→ **Exercise A**:
Rewrite the listing from its first line through the line containing "section-heading: 二、当前公证队伍建设中的主要问题 [182,634,522,659]", replacing "screenshot" with "image" and leaving everything else unchanged.

II.E.2.c Lie Derivative of (n,m) Tensor

We can generalize the expression of the Lie derivative to tensors of any rank as follows:

Let \displaystyle T^{\mu_1 \dots \mu_n}_{\nu_1 \dots \nu_n} be a tensor of rank \displaystyle \begin{pmatrix} n \\ m \end{pmatrix}. Then the Lie derivative is:

    \begin{align*} \mathcal{L}_t\,  T^{\mu_1 \dots \mu_n}_{\nu_1 \dots \nu_n} &= t^{\alpha} \partial_{\alpha} T^{\mu_1 \dots \mu_n}_{\nu_1 \dots \nu_n} \\ \\ &\,\,- T^{\alpha\, \mu_2 \dots  \mu_n}_{\nu_1 \dots \nu_n} \partial_{\alpha} T^{\mu_1}  - \ldots\,\text{(1 term for each }\,T^{\mu}) \\ \\ &\,\, + T^{\mu_1 \dots \mu_n}_{\alpha\, \nu_2 \dots \nu_n}  \partial_{\nu_1} t^{\alpha} + \ldots \, \text{(1 term for each }\,T_{\nu}) \quad \text{(20)} \end{align*}

III.E.3 Spacetime Symmetries

Spacetime symmetries

In figure X, we have integral curves, x^{\mu} (shown in blue) of a vector field k. What we mean by spacetime symmetry is that all of the points along the flow lines of the vector field remain separated by the same spacetime distance. That means that, if there is spacetime symmetry, then the spacetime separations between the points separated by dx^{mu} and d(x^{\mu} + \Delta \lambda k^{\mu}) are equal. That is:

g_{\mu \nu}(x^{\alpha})dx^{\mu}dx^{\nu} = g_{\mu \nu}(x^{\alpha} + \Delta \lambda k^{\alpha}) d(x^{\mu} + \Delta \lambda k^{\mu}) d(x^{\nu} + \Delta \lambda k^{\nu}) \quad \text{(1)}

We expand each of the terms on the righthand side of eq. (2) in a Taylor series to first order:

g_{\mu \nu}(x^{\alpha})dx^{\mu}dx^{\nu}=\Bigl( g_{\mu \nu}(x^{\alpha}) + \Delta \lambda k^{\alpha} \partial_{\alpha} g_{\mu \nu} \Bigr) \Bigl( dx^{\mu} + \Delta \lambda \partial_{\alpha} k^{\mu} dx^{\alpha} \Bigr)

→ **Given data**:
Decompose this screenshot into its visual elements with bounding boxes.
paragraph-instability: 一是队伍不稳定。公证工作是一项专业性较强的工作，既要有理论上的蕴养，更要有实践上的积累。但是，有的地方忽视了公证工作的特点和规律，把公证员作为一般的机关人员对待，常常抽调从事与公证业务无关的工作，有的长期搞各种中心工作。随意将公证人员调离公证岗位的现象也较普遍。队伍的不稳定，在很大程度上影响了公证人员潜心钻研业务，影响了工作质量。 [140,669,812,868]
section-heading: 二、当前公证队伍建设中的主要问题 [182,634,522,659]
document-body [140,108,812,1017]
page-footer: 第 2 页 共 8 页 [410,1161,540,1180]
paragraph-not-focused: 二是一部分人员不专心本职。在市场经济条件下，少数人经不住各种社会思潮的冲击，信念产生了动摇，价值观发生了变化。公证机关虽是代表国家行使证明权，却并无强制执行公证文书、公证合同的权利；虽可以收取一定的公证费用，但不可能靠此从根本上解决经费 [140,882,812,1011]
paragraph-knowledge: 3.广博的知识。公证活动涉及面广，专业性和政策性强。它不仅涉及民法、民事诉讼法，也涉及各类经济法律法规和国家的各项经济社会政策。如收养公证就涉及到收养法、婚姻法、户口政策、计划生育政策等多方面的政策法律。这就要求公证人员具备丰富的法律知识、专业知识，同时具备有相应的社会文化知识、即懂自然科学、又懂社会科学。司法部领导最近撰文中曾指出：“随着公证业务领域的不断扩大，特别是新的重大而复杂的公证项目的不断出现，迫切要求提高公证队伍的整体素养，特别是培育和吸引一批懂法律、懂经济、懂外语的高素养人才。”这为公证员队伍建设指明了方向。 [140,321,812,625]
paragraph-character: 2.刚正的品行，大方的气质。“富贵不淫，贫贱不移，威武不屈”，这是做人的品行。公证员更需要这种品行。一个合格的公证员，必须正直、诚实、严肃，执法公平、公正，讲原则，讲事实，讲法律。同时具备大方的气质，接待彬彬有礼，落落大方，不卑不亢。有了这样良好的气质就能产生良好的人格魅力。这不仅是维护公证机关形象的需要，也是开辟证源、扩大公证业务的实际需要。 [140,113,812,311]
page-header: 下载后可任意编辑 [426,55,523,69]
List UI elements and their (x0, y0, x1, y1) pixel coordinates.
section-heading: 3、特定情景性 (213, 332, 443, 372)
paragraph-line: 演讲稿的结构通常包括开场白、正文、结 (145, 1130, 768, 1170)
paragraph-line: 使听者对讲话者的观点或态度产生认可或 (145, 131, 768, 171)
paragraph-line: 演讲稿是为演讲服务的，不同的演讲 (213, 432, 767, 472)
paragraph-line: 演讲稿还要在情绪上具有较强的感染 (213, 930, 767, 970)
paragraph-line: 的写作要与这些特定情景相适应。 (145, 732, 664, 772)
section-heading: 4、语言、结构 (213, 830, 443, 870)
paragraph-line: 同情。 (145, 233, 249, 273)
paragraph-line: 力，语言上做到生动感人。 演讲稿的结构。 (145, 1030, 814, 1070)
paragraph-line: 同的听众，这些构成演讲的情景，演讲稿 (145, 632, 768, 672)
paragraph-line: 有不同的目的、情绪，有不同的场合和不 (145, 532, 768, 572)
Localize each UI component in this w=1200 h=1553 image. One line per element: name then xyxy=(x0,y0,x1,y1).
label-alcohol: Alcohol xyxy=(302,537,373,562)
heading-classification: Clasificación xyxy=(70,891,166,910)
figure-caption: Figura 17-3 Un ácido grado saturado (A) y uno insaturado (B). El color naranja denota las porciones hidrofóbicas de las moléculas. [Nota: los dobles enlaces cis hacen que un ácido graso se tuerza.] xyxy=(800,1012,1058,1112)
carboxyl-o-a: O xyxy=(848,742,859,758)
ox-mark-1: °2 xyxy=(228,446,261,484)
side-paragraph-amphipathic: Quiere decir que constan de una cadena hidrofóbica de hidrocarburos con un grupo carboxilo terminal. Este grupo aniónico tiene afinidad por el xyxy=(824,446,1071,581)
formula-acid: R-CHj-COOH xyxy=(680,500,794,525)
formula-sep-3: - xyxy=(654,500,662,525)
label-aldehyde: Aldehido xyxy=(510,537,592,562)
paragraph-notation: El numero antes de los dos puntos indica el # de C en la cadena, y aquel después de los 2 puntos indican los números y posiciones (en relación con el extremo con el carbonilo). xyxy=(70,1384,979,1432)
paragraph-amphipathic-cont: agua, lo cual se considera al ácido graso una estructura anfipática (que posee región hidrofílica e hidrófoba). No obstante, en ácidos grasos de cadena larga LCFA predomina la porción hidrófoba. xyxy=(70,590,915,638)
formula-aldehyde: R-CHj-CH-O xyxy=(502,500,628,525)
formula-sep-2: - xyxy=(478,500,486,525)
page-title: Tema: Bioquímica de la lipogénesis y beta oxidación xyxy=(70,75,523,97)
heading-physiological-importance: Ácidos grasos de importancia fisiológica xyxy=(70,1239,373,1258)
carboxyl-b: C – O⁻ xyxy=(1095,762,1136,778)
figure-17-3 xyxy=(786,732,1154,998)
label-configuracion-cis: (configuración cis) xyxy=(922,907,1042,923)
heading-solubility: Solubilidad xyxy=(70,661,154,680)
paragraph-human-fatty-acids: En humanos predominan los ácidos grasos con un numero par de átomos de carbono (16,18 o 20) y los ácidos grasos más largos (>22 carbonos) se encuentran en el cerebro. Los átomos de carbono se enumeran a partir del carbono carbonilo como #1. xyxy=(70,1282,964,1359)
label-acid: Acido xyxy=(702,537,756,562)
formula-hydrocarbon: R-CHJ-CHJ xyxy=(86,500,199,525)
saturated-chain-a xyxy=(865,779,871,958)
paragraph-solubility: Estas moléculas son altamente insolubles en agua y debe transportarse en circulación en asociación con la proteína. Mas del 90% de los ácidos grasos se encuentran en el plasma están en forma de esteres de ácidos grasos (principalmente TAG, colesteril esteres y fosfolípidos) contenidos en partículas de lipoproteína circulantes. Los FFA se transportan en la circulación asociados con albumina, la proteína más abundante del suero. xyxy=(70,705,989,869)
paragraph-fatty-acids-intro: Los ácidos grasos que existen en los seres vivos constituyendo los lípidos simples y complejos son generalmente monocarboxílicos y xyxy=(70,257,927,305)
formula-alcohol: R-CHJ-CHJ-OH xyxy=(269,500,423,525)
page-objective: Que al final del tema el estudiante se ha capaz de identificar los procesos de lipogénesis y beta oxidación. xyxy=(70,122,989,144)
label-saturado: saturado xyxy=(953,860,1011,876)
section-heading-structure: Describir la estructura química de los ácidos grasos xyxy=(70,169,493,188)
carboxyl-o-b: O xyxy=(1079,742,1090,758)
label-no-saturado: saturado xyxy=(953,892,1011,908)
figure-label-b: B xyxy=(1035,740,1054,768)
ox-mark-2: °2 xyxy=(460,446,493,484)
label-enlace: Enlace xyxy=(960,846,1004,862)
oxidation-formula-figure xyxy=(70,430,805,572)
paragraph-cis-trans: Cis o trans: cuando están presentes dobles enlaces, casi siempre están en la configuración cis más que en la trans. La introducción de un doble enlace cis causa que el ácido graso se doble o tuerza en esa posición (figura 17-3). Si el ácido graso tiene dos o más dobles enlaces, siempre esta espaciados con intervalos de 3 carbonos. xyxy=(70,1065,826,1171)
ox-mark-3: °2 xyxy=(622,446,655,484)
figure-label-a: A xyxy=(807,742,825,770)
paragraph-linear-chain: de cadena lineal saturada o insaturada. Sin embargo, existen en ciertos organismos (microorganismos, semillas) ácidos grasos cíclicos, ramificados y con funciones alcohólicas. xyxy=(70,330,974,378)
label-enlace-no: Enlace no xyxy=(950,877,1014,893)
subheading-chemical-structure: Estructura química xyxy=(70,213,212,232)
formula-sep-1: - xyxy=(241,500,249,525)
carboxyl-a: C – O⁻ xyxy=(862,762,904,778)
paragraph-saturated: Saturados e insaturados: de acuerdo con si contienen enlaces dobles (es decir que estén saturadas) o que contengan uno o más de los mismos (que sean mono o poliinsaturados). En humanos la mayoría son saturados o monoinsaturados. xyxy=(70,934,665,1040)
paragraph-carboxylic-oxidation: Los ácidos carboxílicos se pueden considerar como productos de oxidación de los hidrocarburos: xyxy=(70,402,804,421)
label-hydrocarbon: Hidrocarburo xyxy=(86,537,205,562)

→ **Exercise B**:
Answer these questions from the passage on Lie derivatives and spacetime symmetries.
(i) In what color are the integral curves x^{\mu} shown in figure X?
(ii) To what order is each term on the righthand side expanded in a Taylor series?
(iii) What does the passage say is meant by spacetime symmetry?

→ **Exercise output A**:
Decompose this image into its visual elements with bounding boxes.
paragraph-instability: 一是队伍不稳定。公证工作是一项专业性较强的工作，既要有理论上的蕴养，更要有实践上的积累。但是，有的地方忽视了公证工作的特点和规律，把公证员作为一般的机关人员对待，常常抽调从事与公证业务无关的工作，有的长期搞各种中心工作。随意将公证人员调离公证岗位的现象也较普遍。队伍的不稳定，在很大程度上影响了公证人员潜心钻研业务，影响了工作质量。 [140,669,812,868]
section-heading: 二、当前公证队伍建设中的主要问题 [182,634,522,659]

→ **Exercise output B**:
(i) Blue.
(ii) To first order.
(iii) All of the points along the flow lines of the vector field remain separated by the same spacetime distance.